* Excerpts from a figure dataset *
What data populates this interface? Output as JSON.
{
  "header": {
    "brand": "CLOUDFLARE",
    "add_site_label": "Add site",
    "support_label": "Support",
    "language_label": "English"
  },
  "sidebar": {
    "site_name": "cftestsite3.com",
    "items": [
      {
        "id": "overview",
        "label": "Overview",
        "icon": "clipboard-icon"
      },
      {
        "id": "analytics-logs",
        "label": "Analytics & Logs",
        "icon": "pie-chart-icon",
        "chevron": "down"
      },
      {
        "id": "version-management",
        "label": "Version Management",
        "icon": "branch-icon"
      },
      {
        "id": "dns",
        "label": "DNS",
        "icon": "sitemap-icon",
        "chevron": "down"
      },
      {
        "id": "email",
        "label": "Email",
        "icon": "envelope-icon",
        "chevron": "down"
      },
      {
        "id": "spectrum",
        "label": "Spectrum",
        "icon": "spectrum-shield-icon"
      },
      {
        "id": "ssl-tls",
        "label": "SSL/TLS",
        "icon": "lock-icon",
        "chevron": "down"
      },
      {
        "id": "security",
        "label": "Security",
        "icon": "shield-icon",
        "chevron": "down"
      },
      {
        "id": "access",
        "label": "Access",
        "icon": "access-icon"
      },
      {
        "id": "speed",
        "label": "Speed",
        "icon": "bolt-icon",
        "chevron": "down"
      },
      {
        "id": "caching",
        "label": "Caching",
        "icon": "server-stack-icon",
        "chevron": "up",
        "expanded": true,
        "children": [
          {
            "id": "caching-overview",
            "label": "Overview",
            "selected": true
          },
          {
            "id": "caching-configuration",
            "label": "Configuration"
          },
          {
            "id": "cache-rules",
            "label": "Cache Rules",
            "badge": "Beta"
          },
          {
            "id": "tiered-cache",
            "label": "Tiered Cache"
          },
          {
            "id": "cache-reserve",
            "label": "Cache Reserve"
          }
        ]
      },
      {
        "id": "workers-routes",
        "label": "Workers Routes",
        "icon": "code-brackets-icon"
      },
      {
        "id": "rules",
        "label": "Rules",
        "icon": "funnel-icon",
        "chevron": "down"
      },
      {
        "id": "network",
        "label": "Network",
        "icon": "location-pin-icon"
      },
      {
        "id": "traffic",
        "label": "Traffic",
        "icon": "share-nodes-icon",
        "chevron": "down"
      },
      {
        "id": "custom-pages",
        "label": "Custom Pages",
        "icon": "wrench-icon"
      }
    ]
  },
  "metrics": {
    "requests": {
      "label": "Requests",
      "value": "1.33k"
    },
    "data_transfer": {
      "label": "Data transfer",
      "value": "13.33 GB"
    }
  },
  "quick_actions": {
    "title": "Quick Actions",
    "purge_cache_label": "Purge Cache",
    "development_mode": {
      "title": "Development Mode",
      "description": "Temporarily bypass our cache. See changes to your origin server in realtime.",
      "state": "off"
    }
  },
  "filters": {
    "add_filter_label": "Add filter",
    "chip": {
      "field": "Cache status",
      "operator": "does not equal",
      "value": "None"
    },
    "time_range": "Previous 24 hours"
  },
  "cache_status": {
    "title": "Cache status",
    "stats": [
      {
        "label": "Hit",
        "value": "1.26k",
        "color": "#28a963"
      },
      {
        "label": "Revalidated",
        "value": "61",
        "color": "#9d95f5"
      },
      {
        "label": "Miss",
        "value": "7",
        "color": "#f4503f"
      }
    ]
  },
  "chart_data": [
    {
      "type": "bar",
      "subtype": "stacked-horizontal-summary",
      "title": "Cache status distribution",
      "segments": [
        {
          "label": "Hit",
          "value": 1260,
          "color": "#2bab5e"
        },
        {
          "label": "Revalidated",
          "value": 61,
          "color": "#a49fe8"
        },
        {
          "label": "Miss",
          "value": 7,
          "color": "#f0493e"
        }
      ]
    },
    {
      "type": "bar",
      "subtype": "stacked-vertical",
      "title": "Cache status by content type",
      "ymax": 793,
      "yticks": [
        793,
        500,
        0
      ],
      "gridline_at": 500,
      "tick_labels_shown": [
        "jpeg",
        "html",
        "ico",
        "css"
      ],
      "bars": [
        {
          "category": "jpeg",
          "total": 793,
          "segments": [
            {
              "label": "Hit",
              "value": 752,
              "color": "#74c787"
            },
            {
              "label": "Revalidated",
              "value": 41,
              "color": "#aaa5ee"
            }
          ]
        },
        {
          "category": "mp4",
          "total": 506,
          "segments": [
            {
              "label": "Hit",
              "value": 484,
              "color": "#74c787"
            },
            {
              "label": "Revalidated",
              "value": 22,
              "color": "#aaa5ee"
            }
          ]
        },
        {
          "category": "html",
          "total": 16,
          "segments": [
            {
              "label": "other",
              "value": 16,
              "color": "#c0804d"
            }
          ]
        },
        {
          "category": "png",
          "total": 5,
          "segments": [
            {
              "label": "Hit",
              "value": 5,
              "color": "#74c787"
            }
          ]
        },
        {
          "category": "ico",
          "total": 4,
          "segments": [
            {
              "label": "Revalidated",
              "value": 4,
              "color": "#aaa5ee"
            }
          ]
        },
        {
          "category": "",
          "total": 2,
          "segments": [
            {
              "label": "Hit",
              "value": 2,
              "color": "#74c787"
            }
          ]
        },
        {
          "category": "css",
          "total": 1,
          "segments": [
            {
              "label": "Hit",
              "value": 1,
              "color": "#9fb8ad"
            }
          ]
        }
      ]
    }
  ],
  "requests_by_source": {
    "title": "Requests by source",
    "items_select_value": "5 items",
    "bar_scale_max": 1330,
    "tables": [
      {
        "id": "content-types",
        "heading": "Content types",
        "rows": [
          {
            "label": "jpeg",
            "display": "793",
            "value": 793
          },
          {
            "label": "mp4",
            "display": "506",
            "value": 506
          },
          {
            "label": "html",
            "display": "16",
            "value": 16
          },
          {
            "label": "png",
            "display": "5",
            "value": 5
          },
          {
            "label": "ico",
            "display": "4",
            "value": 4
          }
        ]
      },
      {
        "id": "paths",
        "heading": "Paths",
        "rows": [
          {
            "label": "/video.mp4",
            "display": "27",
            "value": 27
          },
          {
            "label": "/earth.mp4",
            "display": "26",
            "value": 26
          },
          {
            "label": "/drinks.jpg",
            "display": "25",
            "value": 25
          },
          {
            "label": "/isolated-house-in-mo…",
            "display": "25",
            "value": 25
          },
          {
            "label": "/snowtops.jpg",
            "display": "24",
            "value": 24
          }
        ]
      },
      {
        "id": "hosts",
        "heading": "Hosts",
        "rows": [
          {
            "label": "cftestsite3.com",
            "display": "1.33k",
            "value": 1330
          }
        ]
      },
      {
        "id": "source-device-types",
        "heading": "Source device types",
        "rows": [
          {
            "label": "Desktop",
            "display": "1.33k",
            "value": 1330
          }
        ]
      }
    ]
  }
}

* Requirement *
Isolate the lines above that contain the word "title" and copy them.

* Task output *
    "title": "Quick Actions",
      "title": "Development Mode",
    "title": "Cache status",
      "title": "Cache status distribution",
      "title": "Cache status by content type",
    "title": "Requests by source",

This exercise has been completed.